::: DATA SUPPLIED

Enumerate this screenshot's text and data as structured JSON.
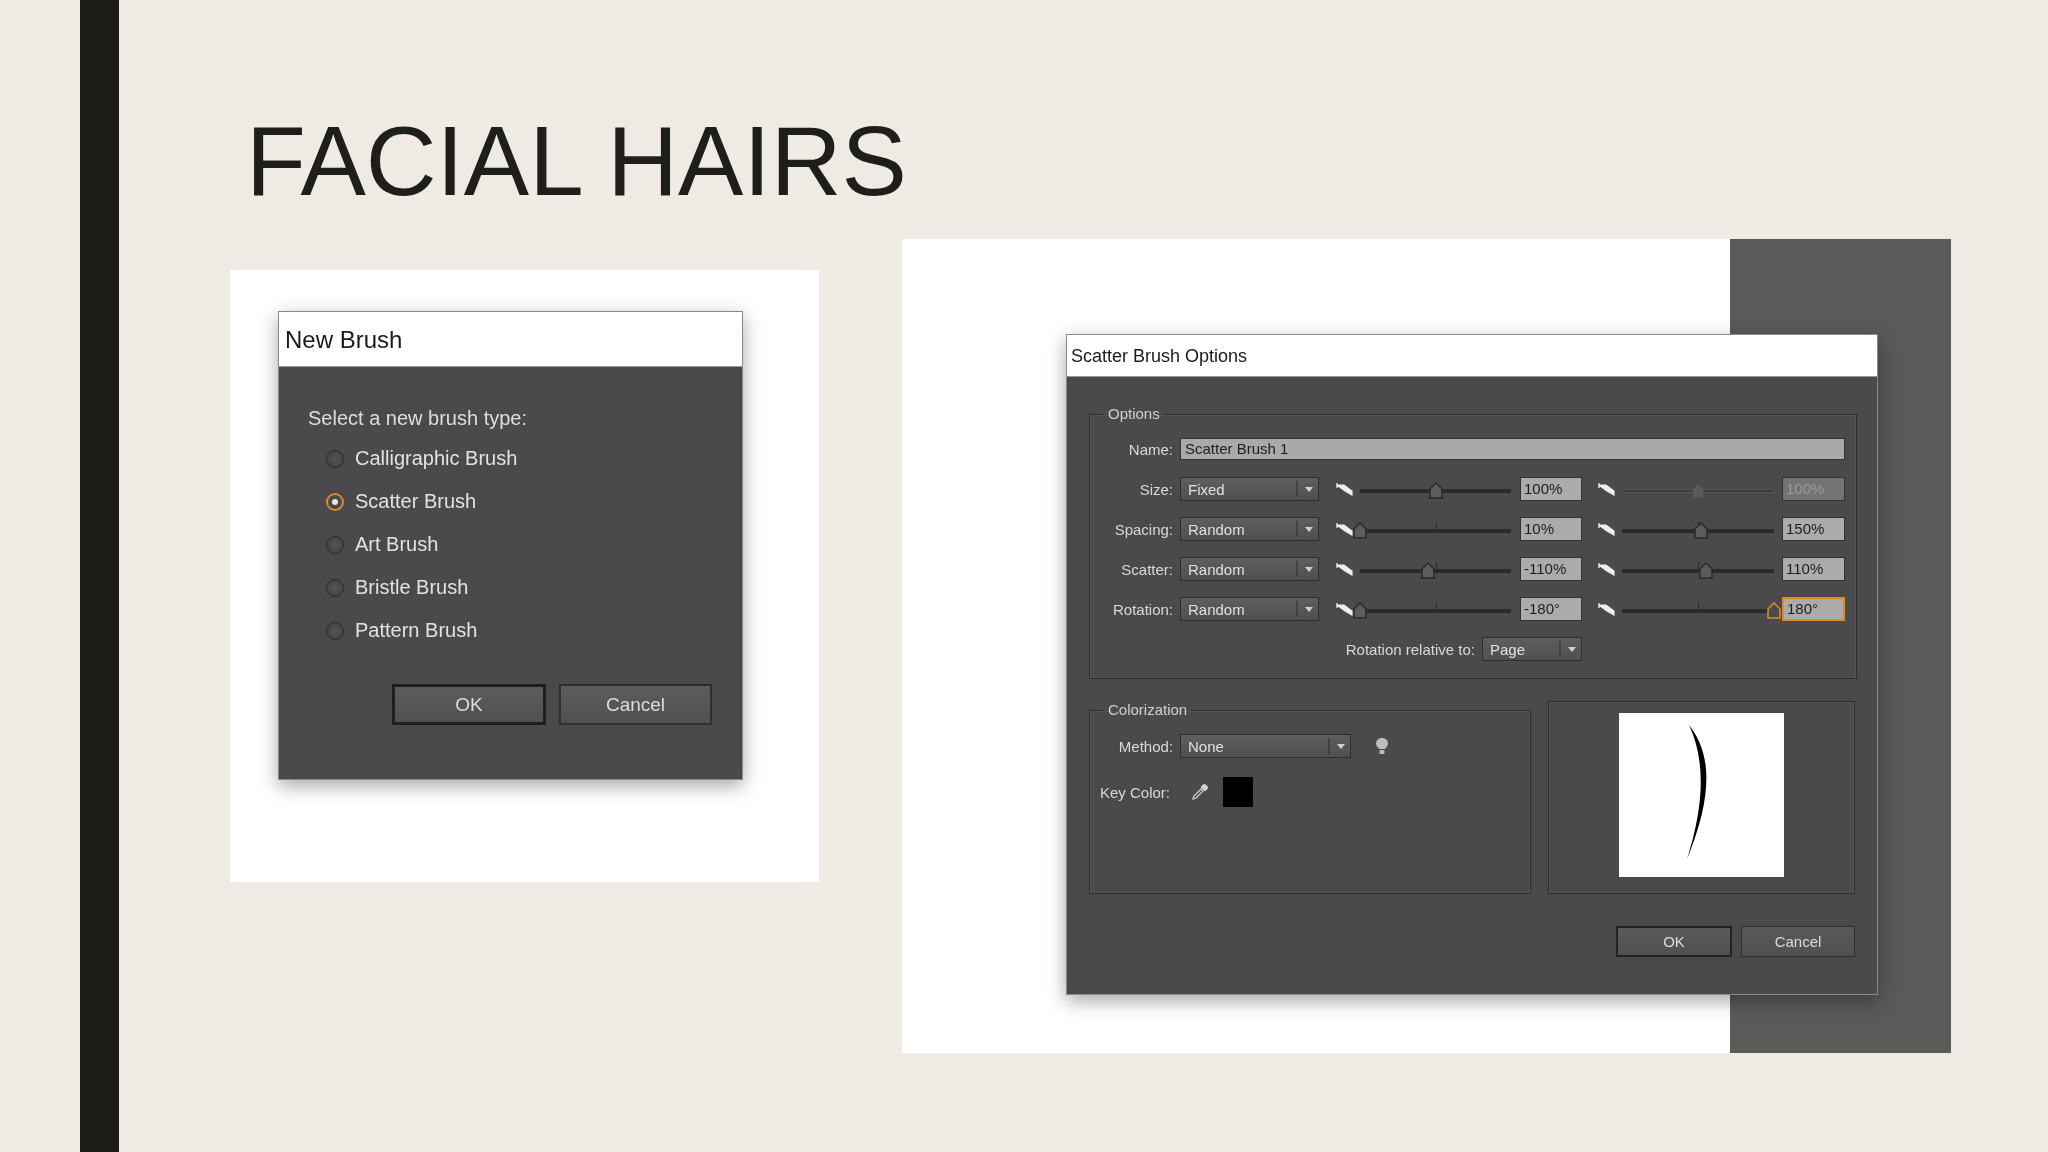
{
  "slide": {
    "title": "FACIAL HAIRS"
  },
  "new_brush_dialog": {
    "title": "New Brush",
    "prompt": "Select a new brush type:",
    "options": [
      {
        "label": "Calligraphic Brush",
        "selected": false
      },
      {
        "label": "Scatter Brush",
        "selected": true
      },
      {
        "label": "Art Brush",
        "selected": false
      },
      {
        "label": "Bristle Brush",
        "selected": false
      },
      {
        "label": "Pattern Brush",
        "selected": false
      }
    ],
    "buttons": [
      {
        "label": "OK",
        "default": true
      },
      {
        "label": "Cancel",
        "default": false
      }
    ]
  },
  "scatter_brush_dialog": {
    "title": "Scatter Brush Options",
    "options_group": {
      "title": "Options",
      "name_label": "Name:",
      "name_value": "Scatter Brush 1",
      "rows": [
        {
          "label": "Size:",
          "mode": "Fixed",
          "min": {
            "level": 0.5,
            "value": "100%"
          },
          "max": {
            "level": 0.5,
            "value": "100%",
            "disabled": true,
            "focused": false
          }
        },
        {
          "label": "Spacing:",
          "mode": "Random",
          "min": {
            "level": 0,
            "value": "10%"
          },
          "max": {
            "level": 0.52,
            "value": "150%",
            "disabled": false,
            "focused": false
          }
        },
        {
          "label": "Scatter:",
          "mode": "Random",
          "min": {
            "level": 0.45,
            "value": "-110%"
          },
          "max": {
            "level": 0.55,
            "value": "110%",
            "disabled": false,
            "focused": false
          }
        },
        {
          "label": "Rotation:",
          "mode": "Random",
          "min": {
            "level": 0,
            "value": "-180°"
          },
          "max": {
            "level": 1,
            "value": "180°",
            "disabled": false,
            "focused": true
          }
        }
      ],
      "rotation_relative": {
        "label": "Rotation relative to:",
        "value": "Page"
      }
    },
    "colorization_group": {
      "title": "Colorization",
      "method_label": "Method:",
      "method": "None",
      "key_color_label": "Key Color:"
    },
    "buttons": [
      {
        "label": "OK",
        "default": true
      },
      {
        "label": "Cancel",
        "default": false
      }
    ]
  }
}
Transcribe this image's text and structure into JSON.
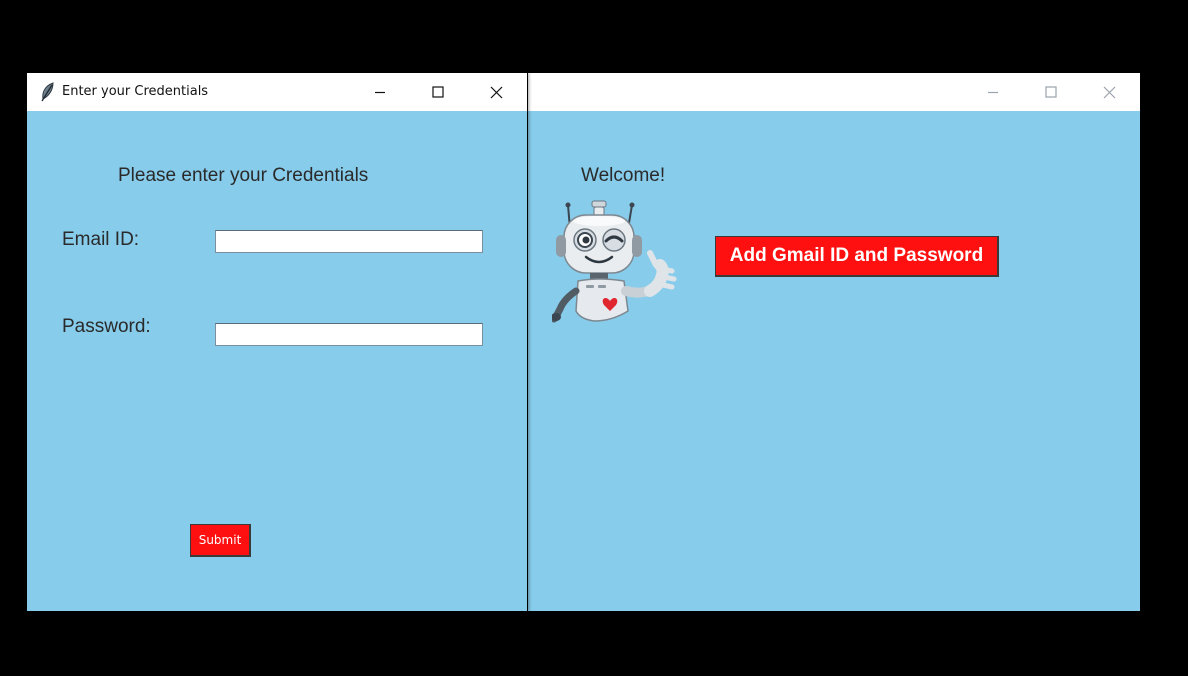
{
  "credentials_window": {
    "title": "Enter your Credentials",
    "heading": "Please enter your Credentials",
    "email_label": "Email ID:",
    "email_value": "",
    "password_label": "Password:",
    "password_value": "",
    "submit_label": "Submit",
    "controls": {
      "minimize": "minimize-icon",
      "maximize": "maximize-icon",
      "close": "close-icon"
    },
    "title_icon": "feather-icon"
  },
  "main_window": {
    "title": "",
    "welcome_text": "Welcome!",
    "add_button_label": "Add Gmail ID and Password",
    "mascot": "robot-waving-illustration",
    "controls": {
      "minimize": "minimize-icon",
      "maximize": "maximize-icon",
      "close": "close-icon"
    }
  },
  "colors": {
    "client_background": "#87cceb",
    "button_red": "#ff1010",
    "desktop_background": "#000000"
  }
}
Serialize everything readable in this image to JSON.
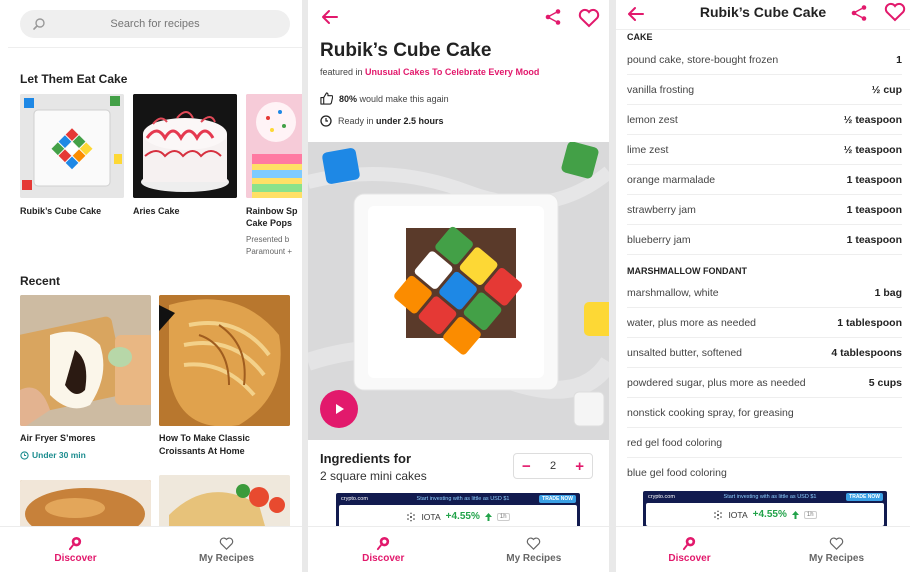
{
  "colors": {
    "accent": "#e2196c",
    "teal": "#1c8d8f",
    "ad_bg": "#121b4f",
    "ad_green": "#22a34a"
  },
  "nav": {
    "discover": "Discover",
    "my_recipes": "My Recipes"
  },
  "discover": {
    "search_placeholder": "Search for recipes",
    "section1_title": "Let Them Eat Cake",
    "cards": [
      {
        "title": "Rubik’s Cube Cake"
      },
      {
        "title": "Aries Cake"
      },
      {
        "title": "Rainbow Sp",
        "title2": "Cake Pops",
        "sub1": "Presented b",
        "sub2": "Paramount +"
      }
    ],
    "section2_title": "Recent",
    "recent": [
      {
        "title": "Air Fryer S’mores",
        "time": "Under 30 min"
      },
      {
        "title": "How To Make Classic",
        "title2": "Croissants At Home"
      }
    ]
  },
  "recipe": {
    "title": "Rubik’s Cube Cake",
    "featured_prefix": "featured in",
    "featured_link": "Unusual Cakes To Celebrate Every Mood",
    "rating_pct": "80%",
    "rating_text": "would make this again",
    "ready_prefix": "Ready in",
    "ready_time": "under 2.5 hours",
    "ingredients_for": "Ingredients for",
    "servings": "2 square mini cakes",
    "servings_count": "2",
    "minus": "−",
    "plus": "+"
  },
  "ad": {
    "brand": "crypto.com",
    "tagline": "Start investing with as little as USD $1",
    "cta": "TRADE NOW",
    "coin": "IOTA",
    "change": "+4.55%",
    "period": "1h"
  },
  "ingredients": {
    "header_title": "Rubik’s Cube Cake",
    "groups": [
      {
        "name": "CAKE",
        "items": [
          {
            "name": "pound cake, store-bought frozen",
            "amount": "1"
          },
          {
            "name": "vanilla frosting",
            "amount": "½ cup"
          },
          {
            "name": "lemon zest",
            "amount": "½ teaspoon"
          },
          {
            "name": "lime zest",
            "amount": "½ teaspoon"
          },
          {
            "name": "orange marmalade",
            "amount": "1 teaspoon"
          },
          {
            "name": "strawberry jam",
            "amount": "1 teaspoon"
          },
          {
            "name": "blueberry jam",
            "amount": "1 teaspoon"
          }
        ]
      },
      {
        "name": "MARSHMALLOW FONDANT",
        "items": [
          {
            "name": "marshmallow, white",
            "amount": "1 bag"
          },
          {
            "name": "water, plus more as needed",
            "amount": "1 tablespoon"
          },
          {
            "name": "unsalted butter, softened",
            "amount": "4 tablespoons"
          },
          {
            "name": "powdered sugar, plus more as needed",
            "amount": "5 cups"
          },
          {
            "name": "nonstick cooking spray, for greasing",
            "amount": ""
          },
          {
            "name": "red gel food coloring",
            "amount": ""
          },
          {
            "name": "blue gel food coloring",
            "amount": ""
          }
        ]
      }
    ]
  }
}
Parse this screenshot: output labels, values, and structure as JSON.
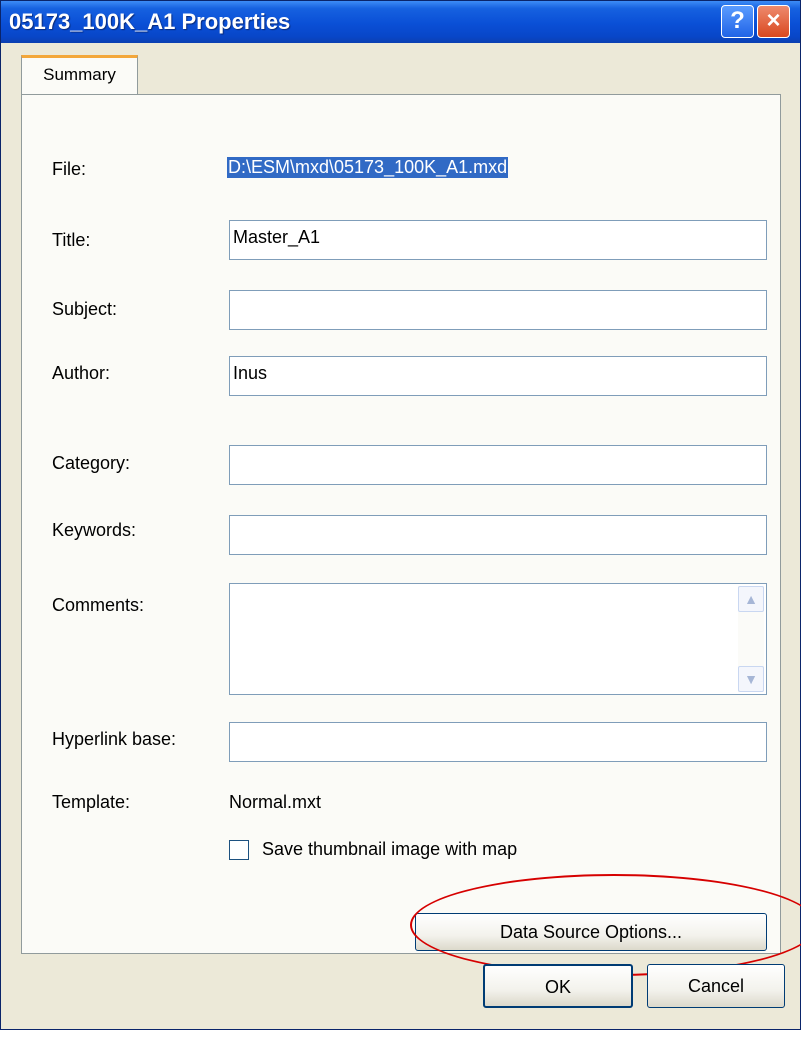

::::::

=== WHAT YOU ARE ASKED TO DO ===
Without the pictures, print the whole listing exactly as given.

=== TASK ANSWER ===
Enumerate this screenshot's text and data as structured JSON.
{
  "slide": {
    "title": "FACIAL HAIRS"
  },
  "new_brush_dialog": {
    "title": "New Brush",
    "prompt": "Select a new brush type:",
    "options": [
      {
        "label": "Calligraphic Brush",
        "selected": false
      },
      {
        "label": "Scatter Brush",
        "selected": true
      },
      {
        "label": "Art Brush",
        "selected": false
      },
      {
        "label": "Bristle Brush",
        "selected": false
      },
      {
        "label": "Pattern Brush",
        "selected": false
      }
    ],
    "buttons": [
      {
        "label": "OK",
        "default": true
      },
      {
        "label": "Cancel",
        "default": false
      }
    ]
  },
  "scatter_brush_dialog": {
    "title": "Scatter Brush Options",
    "options_group": {
      "title": "Options",
      "name_label": "Name:",
      "name_value": "Scatter Brush 1",
      "rows": [
        {
          "label": "Size:",
          "mode": "Fixed",
          "min": {
            "level": 0.5,
            "value": "100%"
          },
          "max": {
            "level": 0.5,
            "value": "100%",
            "disabled": true,
            "focused": false
          }
        },
        {
          "label": "Spacing:",
          "mode": "Random",
          "min": {
            "level": 0,
            "value": "10%"
          },
          "max": {
            "level": 0.52,
            "value": "150%",
            "disabled": false,
            "focused": false
          }
        },
        {
          "label": "Scatter:",
          "mode": "Random",
          "min": {
            "level": 0.45,
            "value": "-110%"
          },
          "max": {
            "level": 0.55,
            "value": "110%",
            "disabled": false,
            "focused": false
          }
        },
        {
          "label": "Rotation:",
          "mode": "Random",
          "min": {
            "level": 0,
            "value": "-180°"
          },
          "max": {
            "level": 1,
            "value": "180°",
            "disabled": false,
            "focused": true
          }
        }
      ],
      "rotation_relative": {
        "label": "Rotation relative to:",
        "value": "Page"
      }
    },
    "colorization_group": {
      "title": "Colorization",
      "method_label": "Method:",
      "method": "None",
      "key_color_label": "Key Color:"
    },
    "buttons": [
      {
        "label": "OK",
        "default": true
      },
      {
        "label": "Cancel",
        "default": false
      }
    ]
  }
}
Transcribe this image's text and structure into JSON.
{
  "credentials_window": {
    "title": "Enter your Credentials",
    "heading": "Please enter your Credentials",
    "email_label": "Email ID:",
    "email_value": "",
    "password_label": "Password:",
    "password_value": "",
    "submit_label": "Submit",
    "controls": {
      "minimize": "minimize-icon",
      "maximize": "maximize-icon",
      "close": "close-icon"
    },
    "title_icon": "feather-icon"
  },
  "main_window": {
    "title": "",
    "welcome_text": "Welcome!",
    "add_button_label": "Add Gmail ID and Password",
    "mascot": "robot-waving-illustration",
    "controls": {
      "minimize": "minimize-icon",
      "maximize": "maximize-icon",
      "close": "close-icon"
    }
  },
  "colors": {
    "client_background": "#87cceb",
    "button_red": "#ff1010",
    "desktop_background": "#000000"
  }
}
Serialize everything readable in this image to JSON.
{
  "colors": {
    "accent": "#e2196c",
    "teal": "#1c8d8f",
    "ad_bg": "#121b4f",
    "ad_green": "#22a34a"
  },
  "nav": {
    "discover": "Discover",
    "my_recipes": "My Recipes"
  },
  "discover": {
    "search_placeholder": "Search for recipes",
    "section1_title": "Let Them Eat Cake",
    "cards": [
      {
        "title": "Rubik’s Cube Cake"
      },
      {
        "title": "Aries Cake"
      },
      {
        "title": "Rainbow Sp",
        "title2": "Cake Pops",
        "sub1": "Presented b",
        "sub2": "Paramount +"
      }
    ],
    "section2_title": "Recent",
    "recent": [
      {
        "title": "Air Fryer S’mores",
        "time": "Under 30 min"
      },
      {
        "title": "How To Make Classic",
        "title2": "Croissants At Home"
      }
    ]
  },
  "recipe": {
    "title": "Rubik’s Cube Cake",
    "featured_prefix": "featured in",
    "featured_link": "Unusual Cakes To Celebrate Every Mood",
    "rating_pct": "80%",
    "rating_text": "would make this again",
    "ready_prefix": "Ready in",
    "ready_time": "under 2.5 hours",
    "ingredients_for": "Ingredients for",
    "servings": "2 square mini cakes",
    "servings_count": "2",
    "minus": "−",
    "plus": "+"
  },
  "ad": {
    "brand": "crypto.com",
    "tagline": "Start investing with as little as USD $1",
    "cta": "TRADE NOW",
    "coin": "IOTA",
    "change": "+4.55%",
    "period": "1h"
  },
  "ingredients": {
    "header_title": "Rubik’s Cube Cake",
    "groups": [
      {
        "name": "CAKE",
        "items": [
          {
            "name": "pound cake, store-bought frozen",
            "amount": "1"
          },
          {
            "name": "vanilla frosting",
            "amount": "½ cup"
          },
          {
            "name": "lemon zest",
            "amount": "½ teaspoon"
          },
          {
            "name": "lime zest",
            "amount": "½ teaspoon"
          },
          {
            "name": "orange marmalade",
            "amount": "1 teaspoon"
          },
          {
            "name": "strawberry jam",
            "amount": "1 teaspoon"
          },
          {
            "name": "blueberry jam",
            "amount": "1 teaspoon"
          }
        ]
      },
      {
        "name": "MARSHMALLOW FONDANT",
        "items": [
          {
            "name": "marshmallow, white",
            "amount": "1 bag"
          },
          {
            "name": "water, plus more as needed",
            "amount": "1 tablespoon"
          },
          {
            "name": "unsalted butter, softened",
            "amount": "4 tablespoons"
          },
          {
            "name": "powdered sugar, plus more as needed",
            "amount": "5 cups"
          },
          {
            "name": "nonstick cooking spray, for greasing",
            "amount": ""
          },
          {
            "name": "red gel food coloring",
            "amount": ""
          },
          {
            "name": "blue gel food coloring",
            "amount": ""
          }
        ]
      }
    ]
  }
}
Parse this screenshot: output labels, values, and structure as JSON.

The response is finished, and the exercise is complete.